* WHAT TO DO *
In how many lines does the string "likes" appear? Answer with the number only.

* SUPPLIED INFORMATION *
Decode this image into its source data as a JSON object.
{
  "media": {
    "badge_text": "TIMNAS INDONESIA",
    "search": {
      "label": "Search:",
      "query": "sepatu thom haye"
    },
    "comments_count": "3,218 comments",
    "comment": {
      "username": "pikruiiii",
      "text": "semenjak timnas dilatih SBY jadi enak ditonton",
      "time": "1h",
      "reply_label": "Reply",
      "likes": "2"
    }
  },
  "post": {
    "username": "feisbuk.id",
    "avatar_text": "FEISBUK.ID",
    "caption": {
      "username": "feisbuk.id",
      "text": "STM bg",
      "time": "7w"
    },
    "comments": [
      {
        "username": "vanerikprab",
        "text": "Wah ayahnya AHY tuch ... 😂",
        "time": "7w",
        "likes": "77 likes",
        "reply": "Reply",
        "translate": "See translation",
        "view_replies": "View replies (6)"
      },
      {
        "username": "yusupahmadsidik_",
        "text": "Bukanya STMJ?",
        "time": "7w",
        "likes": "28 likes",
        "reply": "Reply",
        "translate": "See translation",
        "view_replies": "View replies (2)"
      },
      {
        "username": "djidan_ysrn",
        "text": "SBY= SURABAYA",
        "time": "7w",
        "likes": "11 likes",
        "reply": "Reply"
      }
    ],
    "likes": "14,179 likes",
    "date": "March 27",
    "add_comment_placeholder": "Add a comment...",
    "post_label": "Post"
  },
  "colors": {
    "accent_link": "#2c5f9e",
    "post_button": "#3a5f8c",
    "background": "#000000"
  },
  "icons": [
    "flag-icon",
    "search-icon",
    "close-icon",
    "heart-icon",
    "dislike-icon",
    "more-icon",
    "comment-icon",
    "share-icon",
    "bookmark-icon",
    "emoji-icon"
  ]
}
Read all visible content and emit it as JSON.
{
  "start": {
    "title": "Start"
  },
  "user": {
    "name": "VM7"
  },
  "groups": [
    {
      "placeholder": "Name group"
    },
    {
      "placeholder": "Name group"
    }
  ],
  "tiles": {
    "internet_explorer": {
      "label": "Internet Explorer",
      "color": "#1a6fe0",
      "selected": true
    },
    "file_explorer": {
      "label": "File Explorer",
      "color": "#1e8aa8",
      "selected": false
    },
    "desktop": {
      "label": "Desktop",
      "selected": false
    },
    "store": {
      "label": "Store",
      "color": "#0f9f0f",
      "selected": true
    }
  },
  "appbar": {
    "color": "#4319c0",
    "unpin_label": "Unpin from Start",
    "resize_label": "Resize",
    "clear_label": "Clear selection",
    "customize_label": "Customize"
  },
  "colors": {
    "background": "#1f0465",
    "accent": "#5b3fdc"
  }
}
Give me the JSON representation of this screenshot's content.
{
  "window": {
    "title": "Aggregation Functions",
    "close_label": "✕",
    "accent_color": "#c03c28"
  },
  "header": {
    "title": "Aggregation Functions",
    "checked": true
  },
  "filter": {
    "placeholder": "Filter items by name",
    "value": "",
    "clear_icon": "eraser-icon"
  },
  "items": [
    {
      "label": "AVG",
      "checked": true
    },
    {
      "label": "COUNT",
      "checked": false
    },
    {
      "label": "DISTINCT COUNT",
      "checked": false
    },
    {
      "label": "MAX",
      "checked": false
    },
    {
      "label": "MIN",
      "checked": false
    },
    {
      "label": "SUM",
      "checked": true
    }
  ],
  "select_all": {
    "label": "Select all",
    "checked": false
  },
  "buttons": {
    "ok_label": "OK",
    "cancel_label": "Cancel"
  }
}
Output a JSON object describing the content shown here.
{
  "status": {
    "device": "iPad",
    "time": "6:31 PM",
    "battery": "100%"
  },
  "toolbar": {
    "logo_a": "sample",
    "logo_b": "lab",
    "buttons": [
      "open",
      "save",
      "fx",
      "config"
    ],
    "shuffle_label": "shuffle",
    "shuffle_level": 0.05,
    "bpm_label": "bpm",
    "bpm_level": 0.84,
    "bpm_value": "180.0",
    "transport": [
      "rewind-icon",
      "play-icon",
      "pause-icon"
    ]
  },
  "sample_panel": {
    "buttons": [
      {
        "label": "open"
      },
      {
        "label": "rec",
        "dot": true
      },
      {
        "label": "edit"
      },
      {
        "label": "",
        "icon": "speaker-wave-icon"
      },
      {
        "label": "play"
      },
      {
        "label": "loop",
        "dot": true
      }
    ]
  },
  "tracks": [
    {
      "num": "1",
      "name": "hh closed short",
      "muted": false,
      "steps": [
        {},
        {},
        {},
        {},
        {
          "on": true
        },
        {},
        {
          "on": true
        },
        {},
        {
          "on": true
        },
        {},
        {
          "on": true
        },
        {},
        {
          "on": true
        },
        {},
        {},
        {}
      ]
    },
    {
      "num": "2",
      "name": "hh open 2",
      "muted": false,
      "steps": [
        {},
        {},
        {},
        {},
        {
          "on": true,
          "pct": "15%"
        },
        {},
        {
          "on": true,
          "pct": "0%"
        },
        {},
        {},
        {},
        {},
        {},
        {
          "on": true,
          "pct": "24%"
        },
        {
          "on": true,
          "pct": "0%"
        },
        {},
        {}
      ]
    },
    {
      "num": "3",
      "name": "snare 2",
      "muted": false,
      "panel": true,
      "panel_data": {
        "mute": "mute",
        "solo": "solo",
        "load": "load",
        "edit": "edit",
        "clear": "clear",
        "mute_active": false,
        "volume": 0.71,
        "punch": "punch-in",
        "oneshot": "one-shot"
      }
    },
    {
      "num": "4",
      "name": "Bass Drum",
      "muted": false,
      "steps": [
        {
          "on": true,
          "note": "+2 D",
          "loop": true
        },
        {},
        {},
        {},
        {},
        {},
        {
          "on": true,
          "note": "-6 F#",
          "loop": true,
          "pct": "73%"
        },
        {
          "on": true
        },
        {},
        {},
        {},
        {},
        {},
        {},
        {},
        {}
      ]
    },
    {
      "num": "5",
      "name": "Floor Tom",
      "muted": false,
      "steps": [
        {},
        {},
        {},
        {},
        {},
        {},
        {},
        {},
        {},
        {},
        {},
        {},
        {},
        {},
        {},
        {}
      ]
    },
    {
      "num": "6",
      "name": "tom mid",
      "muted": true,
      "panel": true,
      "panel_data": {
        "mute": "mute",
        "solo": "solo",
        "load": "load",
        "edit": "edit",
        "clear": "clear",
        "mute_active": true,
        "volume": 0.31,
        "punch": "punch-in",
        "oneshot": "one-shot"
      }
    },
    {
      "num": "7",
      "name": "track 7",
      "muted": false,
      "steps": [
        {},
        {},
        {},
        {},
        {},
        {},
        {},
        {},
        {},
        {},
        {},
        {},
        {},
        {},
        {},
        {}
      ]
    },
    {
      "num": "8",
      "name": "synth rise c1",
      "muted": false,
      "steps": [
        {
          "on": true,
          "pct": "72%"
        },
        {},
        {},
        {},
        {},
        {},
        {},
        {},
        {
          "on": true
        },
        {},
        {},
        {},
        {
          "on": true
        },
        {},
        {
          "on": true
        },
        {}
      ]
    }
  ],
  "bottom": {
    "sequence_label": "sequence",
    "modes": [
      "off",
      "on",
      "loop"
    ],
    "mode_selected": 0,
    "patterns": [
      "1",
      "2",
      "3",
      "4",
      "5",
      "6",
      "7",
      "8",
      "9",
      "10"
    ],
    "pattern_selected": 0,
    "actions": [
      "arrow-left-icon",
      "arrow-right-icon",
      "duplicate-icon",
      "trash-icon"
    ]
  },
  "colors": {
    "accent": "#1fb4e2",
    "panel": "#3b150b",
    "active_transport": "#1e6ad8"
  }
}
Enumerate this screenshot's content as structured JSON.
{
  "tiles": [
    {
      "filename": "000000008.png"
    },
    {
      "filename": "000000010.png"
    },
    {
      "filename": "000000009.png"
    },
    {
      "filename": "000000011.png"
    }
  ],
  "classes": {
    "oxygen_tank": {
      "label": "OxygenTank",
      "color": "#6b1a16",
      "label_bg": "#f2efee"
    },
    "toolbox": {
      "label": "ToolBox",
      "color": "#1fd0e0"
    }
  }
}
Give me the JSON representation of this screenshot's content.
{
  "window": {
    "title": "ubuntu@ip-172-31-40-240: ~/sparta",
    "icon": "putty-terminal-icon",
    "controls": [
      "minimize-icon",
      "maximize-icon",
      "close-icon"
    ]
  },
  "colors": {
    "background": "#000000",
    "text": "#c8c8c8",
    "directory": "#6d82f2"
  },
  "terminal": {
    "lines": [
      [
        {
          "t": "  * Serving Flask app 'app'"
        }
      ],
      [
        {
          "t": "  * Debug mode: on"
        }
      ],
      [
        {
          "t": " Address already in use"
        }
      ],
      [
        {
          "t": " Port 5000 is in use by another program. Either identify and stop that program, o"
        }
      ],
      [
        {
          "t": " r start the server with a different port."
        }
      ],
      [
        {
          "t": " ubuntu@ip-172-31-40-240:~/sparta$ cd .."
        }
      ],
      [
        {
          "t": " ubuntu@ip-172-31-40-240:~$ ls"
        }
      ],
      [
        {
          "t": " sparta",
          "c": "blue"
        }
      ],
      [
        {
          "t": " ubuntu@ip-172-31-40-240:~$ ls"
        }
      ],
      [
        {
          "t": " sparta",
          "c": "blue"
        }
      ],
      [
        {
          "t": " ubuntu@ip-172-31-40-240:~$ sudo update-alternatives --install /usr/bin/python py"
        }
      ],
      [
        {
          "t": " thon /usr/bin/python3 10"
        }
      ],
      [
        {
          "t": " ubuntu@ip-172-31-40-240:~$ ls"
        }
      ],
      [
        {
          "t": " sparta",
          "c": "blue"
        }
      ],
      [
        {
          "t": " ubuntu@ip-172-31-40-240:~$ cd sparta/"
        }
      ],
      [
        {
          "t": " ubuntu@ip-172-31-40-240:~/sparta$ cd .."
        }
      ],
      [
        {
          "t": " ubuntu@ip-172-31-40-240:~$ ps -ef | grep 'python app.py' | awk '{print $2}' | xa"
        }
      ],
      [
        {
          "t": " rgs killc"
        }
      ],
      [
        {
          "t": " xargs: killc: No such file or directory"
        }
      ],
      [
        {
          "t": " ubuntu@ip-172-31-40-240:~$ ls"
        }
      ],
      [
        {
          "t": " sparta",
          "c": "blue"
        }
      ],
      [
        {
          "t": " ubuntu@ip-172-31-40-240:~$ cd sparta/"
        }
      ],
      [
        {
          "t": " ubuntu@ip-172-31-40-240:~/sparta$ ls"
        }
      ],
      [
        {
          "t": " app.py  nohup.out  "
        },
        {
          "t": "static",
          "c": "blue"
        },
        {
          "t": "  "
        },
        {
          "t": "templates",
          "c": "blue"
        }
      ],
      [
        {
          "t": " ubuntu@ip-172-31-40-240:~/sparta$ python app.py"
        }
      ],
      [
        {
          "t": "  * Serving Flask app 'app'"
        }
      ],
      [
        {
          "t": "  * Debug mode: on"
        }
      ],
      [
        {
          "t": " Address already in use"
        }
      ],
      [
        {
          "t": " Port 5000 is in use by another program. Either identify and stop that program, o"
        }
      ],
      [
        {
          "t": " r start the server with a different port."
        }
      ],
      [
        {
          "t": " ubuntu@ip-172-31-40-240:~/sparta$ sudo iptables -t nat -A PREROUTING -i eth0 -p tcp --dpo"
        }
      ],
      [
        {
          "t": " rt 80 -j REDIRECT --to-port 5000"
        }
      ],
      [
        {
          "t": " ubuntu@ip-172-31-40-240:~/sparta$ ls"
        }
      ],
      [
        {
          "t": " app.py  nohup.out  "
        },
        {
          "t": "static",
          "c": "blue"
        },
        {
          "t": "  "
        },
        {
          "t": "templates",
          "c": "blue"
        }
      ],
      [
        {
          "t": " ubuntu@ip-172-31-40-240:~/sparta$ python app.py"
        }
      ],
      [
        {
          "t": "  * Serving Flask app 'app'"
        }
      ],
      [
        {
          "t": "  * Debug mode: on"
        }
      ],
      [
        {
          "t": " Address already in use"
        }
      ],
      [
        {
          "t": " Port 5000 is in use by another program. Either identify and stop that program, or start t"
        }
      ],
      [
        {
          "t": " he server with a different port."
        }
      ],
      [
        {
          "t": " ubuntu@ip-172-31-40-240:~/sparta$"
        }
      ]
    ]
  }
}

* COMPLETED EXERCISE *
5